(Data shown):
** begin **
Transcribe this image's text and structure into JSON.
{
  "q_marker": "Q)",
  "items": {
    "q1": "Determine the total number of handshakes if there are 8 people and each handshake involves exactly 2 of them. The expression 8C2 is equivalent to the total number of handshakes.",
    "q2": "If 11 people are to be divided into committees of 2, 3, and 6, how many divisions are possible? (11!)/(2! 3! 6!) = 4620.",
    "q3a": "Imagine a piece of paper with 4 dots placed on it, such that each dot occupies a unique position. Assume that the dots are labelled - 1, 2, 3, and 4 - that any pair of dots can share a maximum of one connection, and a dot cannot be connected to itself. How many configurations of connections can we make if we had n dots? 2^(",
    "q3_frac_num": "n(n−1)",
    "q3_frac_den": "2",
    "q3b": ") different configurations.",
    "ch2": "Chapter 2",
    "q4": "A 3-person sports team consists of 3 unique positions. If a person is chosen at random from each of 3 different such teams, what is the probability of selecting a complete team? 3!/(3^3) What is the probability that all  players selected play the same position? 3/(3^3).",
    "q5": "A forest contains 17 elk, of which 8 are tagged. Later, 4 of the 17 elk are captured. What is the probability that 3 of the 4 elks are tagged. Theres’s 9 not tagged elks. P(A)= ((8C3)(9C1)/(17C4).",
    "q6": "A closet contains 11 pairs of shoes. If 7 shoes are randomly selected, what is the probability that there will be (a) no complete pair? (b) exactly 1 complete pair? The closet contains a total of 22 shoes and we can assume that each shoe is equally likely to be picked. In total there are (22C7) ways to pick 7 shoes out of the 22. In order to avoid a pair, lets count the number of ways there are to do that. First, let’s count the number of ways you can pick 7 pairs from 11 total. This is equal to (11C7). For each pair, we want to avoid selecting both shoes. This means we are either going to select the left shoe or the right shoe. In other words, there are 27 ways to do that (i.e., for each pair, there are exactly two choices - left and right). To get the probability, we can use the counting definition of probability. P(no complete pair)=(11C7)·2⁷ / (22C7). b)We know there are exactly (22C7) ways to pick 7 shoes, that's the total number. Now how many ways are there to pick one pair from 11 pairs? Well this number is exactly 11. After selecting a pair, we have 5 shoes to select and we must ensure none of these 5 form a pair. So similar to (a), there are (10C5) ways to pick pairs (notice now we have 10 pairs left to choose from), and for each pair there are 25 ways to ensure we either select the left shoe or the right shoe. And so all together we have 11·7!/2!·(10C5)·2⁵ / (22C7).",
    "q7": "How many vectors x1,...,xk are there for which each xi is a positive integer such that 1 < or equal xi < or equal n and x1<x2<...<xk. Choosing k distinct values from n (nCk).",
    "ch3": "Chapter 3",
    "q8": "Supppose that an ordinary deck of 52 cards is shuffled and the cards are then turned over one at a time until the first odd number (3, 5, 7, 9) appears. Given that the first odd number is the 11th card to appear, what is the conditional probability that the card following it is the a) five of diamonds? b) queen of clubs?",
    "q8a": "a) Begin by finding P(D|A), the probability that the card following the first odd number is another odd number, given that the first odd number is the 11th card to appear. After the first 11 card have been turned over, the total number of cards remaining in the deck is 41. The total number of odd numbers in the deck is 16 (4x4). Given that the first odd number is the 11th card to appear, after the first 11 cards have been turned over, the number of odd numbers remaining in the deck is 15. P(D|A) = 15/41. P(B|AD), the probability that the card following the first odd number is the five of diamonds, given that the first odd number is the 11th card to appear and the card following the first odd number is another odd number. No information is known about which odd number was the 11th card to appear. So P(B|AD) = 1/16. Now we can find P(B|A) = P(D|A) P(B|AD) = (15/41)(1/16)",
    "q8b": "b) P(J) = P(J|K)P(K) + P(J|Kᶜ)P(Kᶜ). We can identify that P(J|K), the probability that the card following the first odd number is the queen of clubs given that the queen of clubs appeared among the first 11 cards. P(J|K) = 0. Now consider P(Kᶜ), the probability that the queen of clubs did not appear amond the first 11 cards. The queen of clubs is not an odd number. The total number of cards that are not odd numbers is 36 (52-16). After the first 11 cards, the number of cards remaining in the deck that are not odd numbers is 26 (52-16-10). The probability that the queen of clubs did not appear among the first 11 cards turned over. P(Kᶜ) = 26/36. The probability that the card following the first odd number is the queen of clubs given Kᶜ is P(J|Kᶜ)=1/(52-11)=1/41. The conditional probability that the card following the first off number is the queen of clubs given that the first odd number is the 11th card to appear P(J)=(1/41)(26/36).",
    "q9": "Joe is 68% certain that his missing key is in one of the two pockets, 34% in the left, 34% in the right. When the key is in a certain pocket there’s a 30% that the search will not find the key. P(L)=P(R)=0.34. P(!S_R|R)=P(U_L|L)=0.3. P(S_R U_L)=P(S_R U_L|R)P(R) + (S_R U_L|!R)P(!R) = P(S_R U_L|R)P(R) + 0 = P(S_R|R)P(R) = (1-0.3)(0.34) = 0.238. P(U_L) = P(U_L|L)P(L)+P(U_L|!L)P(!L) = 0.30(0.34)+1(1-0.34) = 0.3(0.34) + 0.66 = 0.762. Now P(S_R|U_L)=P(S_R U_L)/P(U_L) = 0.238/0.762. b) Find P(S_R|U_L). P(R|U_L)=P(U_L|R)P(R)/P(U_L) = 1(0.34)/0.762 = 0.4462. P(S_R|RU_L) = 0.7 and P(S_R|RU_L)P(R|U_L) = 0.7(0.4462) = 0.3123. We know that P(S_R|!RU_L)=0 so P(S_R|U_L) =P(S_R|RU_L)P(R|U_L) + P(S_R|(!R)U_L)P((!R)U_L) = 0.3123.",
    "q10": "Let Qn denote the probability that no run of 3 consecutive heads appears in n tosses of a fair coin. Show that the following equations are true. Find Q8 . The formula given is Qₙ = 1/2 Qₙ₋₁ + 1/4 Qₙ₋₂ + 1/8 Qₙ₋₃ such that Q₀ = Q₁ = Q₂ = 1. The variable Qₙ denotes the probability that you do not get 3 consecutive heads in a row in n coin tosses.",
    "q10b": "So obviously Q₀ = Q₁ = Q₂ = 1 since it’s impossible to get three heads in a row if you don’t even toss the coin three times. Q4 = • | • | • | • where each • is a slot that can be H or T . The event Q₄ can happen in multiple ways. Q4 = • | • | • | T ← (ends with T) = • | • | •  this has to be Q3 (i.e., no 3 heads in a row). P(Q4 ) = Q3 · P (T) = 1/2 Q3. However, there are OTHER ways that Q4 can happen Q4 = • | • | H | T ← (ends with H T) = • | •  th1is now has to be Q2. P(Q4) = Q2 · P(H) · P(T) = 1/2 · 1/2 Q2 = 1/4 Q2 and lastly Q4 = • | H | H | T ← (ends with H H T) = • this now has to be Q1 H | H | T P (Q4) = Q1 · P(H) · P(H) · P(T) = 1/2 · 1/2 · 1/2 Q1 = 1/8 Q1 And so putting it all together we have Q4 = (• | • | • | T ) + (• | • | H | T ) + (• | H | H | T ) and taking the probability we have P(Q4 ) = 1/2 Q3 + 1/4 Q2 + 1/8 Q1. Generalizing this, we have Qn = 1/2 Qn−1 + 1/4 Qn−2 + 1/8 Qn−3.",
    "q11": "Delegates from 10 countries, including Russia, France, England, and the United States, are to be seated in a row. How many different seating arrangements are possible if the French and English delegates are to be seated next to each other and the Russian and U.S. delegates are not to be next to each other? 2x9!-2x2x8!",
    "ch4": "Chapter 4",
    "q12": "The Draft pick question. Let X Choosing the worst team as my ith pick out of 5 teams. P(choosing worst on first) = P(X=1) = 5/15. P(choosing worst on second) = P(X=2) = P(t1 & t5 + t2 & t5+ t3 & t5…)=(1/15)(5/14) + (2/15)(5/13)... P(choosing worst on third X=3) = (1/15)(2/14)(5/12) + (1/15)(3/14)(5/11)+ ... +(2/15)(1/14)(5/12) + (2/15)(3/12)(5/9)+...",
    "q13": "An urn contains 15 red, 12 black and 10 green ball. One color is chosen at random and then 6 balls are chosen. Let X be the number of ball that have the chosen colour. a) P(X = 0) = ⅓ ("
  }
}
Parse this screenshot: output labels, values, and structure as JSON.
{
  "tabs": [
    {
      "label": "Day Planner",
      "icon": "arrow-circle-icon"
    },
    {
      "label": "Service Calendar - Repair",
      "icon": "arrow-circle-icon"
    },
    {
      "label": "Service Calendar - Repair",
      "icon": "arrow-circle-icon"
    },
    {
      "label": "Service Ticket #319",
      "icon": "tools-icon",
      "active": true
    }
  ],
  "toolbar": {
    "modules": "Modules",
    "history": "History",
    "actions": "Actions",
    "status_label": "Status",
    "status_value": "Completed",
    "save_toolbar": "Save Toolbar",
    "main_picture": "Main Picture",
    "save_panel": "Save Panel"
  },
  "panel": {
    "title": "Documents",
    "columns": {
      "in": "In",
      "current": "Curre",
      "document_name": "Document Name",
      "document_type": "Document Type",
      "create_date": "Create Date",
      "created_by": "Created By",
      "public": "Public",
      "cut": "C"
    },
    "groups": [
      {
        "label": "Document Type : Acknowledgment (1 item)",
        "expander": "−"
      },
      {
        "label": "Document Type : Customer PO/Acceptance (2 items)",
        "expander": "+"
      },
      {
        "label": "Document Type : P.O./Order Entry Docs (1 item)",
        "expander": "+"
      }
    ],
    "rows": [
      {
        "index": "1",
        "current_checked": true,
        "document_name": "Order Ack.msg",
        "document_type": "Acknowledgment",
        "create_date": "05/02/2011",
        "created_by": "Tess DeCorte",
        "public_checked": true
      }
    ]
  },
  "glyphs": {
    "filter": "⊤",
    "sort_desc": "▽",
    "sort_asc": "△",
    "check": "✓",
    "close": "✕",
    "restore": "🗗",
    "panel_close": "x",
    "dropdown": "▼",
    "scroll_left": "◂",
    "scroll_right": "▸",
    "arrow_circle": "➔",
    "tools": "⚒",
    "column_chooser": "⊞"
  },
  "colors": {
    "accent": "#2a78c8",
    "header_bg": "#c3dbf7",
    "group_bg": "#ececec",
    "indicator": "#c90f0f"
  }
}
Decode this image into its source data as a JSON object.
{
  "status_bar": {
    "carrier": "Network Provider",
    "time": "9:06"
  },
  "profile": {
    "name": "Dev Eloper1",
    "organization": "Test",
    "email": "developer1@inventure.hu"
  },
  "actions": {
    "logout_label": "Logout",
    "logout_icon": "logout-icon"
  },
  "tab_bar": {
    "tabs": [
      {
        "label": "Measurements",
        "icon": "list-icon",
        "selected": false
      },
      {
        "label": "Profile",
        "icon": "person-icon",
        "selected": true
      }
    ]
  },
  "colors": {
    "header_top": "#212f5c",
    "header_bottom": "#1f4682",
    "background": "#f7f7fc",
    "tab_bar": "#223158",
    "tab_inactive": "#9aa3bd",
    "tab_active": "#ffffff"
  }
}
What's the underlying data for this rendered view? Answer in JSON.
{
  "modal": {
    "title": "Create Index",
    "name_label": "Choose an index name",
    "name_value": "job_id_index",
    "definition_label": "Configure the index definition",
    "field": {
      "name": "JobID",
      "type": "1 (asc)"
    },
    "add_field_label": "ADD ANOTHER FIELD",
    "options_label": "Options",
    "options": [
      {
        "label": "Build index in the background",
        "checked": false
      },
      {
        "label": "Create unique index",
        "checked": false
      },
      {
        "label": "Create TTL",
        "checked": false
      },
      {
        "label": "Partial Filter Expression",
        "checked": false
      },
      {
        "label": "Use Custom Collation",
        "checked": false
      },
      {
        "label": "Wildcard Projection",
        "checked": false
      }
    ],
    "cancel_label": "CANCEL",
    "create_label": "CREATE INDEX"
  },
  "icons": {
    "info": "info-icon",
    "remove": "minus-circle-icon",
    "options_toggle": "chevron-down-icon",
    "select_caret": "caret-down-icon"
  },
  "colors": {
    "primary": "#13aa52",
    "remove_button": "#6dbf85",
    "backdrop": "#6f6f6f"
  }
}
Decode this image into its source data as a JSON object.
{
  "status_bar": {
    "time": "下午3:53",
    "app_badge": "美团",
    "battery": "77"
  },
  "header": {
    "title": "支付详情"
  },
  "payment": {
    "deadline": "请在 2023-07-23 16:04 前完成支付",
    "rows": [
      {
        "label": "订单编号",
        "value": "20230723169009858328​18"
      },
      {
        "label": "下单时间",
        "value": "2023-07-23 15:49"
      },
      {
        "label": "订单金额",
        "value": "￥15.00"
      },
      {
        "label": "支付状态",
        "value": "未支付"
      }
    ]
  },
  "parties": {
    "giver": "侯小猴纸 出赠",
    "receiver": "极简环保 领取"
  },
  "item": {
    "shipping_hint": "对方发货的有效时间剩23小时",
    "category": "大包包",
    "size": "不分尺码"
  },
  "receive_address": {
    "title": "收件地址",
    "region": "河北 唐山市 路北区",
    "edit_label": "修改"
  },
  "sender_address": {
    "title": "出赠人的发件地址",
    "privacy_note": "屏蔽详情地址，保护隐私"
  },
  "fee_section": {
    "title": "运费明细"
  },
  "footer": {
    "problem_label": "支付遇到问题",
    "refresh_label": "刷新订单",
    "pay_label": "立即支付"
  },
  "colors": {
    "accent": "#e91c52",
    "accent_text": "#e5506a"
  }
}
** end **
(Instructions to follow):
Go through the data above and find the lines with the word "equal". Copy each of those lines.

(Expected output):
    "q6": "A closet contains 11 pairs of shoes. If 7 shoes are randomly selected, what is the probability that there will be (a) no complete pair? (b) exactly 1 complete pair? The closet contains a total of 22 shoes and we can assume that each shoe is equally likely to be picked. In total there are (22C7) ways to pick 7 shoes out of the 22. In order to avoid a pair, lets count the number of ways there are to do that. First, let’s count the number of ways you can pick 7 pairs from 11 total. This is equal to (11C7). For each pair, we want to avoid selecting both shoes. This means we are either going to select the left shoe or the right shoe. In other words, there are 27 ways to do that (i.e., for each pair, there are exactly two choices - left and right). To get the probability, we can use the counting definition of probability. P(no complete pair)=(11C7)·2⁷ / (22C7). b)We know there are exactly (22C7) ways to pick 7 shoes, that's the total number. Now how many ways are there to pick one pair from 11 pairs? Well this number is exactly 11. After selecting a pair, we have 5 shoes to select and we must ensure none of these 5 form a pair. So similar to (a), there are (10C5) ways to pick pairs (notice now we have 10 pairs left to choose from), and for each pair there are 25 ways to ensure we either select the left shoe or the right shoe. And so all together we have 11·7!/2!·(10C5)·2⁵ / (22C7).",
    "q7": "How many vectors x1,...,xk are there for which each xi is a positive integer such that 1 < or equal xi < or equal n and x1<x2<...<xk. Choosing k distinct values from n (nCk).",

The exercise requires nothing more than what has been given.